DIRECTIVE 1
In the PIPGP tutorial, why is the geometry array reshaped from (N, Atoms, 3) into (N, Atoms*3)? Please answer in one to three sentences.

TEXT BLOCK

- - -

PIPGP Tutorial

In this tutorial, we show how to train a Gaussian Process (GP) model enhanced with Permutationally Invariant Polynomials (PIPGP) using the Methane dataset.

Configuration

We define the hyperparameters for the GP kernel and the training schedule.

# Hyperparameters
MOLECULE = 'A4B'        # Methane symmetry
POLY_DEGREE = 3         # PIP degree
KERNEL_TYPE = 'Matern52'
N_TR = 1000             # Training samples
N_TST = 5000            # Test samples
NUM_ITER = 800          # Optimization steps

# Optimizer schedule settings
INIT_LR = 0.0
PEAK_LR = 0.01
END_LR = 0.0
WARMUP_STEPS = 75
DECAY_STEPS = 700

Data Loading

import jax
import jax.numpy as jnp
import gpjax as gpx
import optax as ox
from gpjax import Dataset

# MOLPIPx Imports
from molpipx import PIPlayerGP, PIPLayerKernel, get_forces_gp
from molpipx.pip_generator import get_functions, detect_molecule
from molpipx.utils_training import split_train_and_test_data
from molpipx.data import load_methane

We load the Methane dataset and prepare it for GPJax. Note that GPJax typically expects 2D inputs, so we reshape the geometry array (N, Atoms, 3) into (N, Atoms*3).

# 1. Load Data
X_all, _, y_all, atoms = load_methane(energy_normalization=False)

# 2. Split Data
key = jax.random.PRNGKey(123)
(X_tr, y_tr), (X_tst, y_tst) = split_train_and_test_data(
    X_all, y_all, N_TR, key, N_TST
)

# 3. Create GPJax Dataset
# Reshape inputs to (N, Na * 3)
X_tr_flat = X_tr.reshape(X_tr.shape[0], -1).astype(jnp.float64)
y_tr_64 = y_tr.astype(jnp.float64)

train_ds = Dataset(X=X_tr_flat, y=y_tr_64)

# Prepare Test Data (Dictionary format for evaluation)
X_tst_flat = X_tst.reshape(X_tst.shape[0], -1).astype(jnp.float64)
tst_ds = {'x': X_tst_flat, 'e': y_tst.astype(jnp.float64)}

Model Initialization

We initialize the PIP layer (feature extractor) and wrap it inside a PIPLayerKernel. This kernel projects the atomic coordinates into the PIP space before applying the base GP kernel.

- - -

EXTRACTED INFORMATION
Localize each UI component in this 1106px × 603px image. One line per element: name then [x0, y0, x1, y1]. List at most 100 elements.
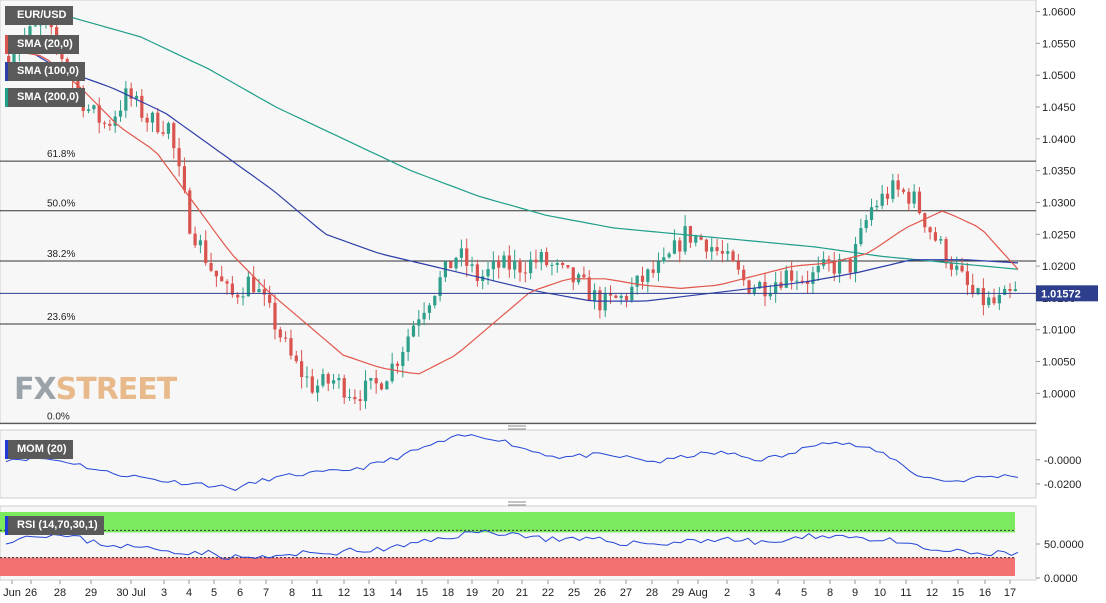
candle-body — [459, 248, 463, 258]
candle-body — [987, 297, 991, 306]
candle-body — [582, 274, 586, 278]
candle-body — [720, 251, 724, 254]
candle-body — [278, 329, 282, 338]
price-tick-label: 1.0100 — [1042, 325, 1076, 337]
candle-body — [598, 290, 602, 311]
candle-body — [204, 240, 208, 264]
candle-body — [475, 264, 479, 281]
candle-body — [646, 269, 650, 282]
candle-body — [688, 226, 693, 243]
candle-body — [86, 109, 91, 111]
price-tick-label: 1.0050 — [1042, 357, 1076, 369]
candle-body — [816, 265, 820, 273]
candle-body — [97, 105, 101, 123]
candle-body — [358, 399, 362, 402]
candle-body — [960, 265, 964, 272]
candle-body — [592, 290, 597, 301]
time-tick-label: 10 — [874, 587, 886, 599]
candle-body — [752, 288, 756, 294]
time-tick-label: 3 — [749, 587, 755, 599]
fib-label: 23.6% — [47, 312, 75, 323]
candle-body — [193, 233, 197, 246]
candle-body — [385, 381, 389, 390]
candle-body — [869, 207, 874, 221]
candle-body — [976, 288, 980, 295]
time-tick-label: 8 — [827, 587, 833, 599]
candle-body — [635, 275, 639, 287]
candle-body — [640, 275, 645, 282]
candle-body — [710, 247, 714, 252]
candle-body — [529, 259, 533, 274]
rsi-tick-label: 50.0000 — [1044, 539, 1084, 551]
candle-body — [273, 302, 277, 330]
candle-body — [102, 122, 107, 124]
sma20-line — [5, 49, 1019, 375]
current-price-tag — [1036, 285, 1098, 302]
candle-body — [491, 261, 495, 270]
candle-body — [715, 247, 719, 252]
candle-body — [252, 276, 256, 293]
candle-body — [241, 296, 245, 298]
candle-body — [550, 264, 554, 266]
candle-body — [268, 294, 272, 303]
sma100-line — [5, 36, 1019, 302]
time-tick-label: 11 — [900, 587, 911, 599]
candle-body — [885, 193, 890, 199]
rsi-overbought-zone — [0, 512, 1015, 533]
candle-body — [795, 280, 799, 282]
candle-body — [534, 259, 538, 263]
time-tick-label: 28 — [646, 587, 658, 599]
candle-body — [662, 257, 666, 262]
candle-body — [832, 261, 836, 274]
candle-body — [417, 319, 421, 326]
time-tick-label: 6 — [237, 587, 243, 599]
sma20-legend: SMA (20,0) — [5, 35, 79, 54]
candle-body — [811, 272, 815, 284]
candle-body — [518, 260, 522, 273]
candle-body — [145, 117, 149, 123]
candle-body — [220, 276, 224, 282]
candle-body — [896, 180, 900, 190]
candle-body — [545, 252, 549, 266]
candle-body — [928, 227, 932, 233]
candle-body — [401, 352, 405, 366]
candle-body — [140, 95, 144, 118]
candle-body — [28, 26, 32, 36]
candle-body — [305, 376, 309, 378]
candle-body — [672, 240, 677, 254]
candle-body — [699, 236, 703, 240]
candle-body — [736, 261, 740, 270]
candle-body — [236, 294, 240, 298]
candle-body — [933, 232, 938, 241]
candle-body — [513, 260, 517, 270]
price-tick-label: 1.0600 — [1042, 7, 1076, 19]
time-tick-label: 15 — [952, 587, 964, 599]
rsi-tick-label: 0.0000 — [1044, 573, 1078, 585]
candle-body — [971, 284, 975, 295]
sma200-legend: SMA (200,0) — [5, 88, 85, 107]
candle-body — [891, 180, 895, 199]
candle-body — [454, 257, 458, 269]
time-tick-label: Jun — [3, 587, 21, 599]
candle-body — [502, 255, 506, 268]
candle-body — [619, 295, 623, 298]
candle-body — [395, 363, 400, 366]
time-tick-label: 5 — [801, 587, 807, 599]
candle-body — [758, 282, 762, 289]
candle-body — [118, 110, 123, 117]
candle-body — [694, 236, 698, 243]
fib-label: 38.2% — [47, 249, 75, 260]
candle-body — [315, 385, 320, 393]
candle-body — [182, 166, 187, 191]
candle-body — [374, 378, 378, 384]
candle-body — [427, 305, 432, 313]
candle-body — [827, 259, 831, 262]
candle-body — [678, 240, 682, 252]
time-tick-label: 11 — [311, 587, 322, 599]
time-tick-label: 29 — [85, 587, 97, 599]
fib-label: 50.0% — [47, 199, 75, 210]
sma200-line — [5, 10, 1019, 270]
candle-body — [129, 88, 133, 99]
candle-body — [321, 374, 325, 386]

- - -

DIRECTIVE 2
Return the lines of the listing between the lines holding "candle-body — [459, 248, 463, 258]" and "candle-body — [204, 240, 208, 264]", inclusive.

SOLUTION 1
The geometry array is reshaped because GPJax typically expects 2D inputs. Flattening each geometry into a single row of Atoms*3 values lets the data be passed to GPJax as a Dataset.

SOLUTION 2
candle-body — [459, 248, 463, 258]
candle-body — [987, 297, 991, 306]
candle-body — [582, 274, 586, 278]
candle-body — [720, 251, 724, 254]
candle-body — [278, 329, 282, 338]
price-tick-label: 1.0100 — [1042, 325, 1076, 337]
candle-body — [598, 290, 602, 311]
candle-body — [204, 240, 208, 264]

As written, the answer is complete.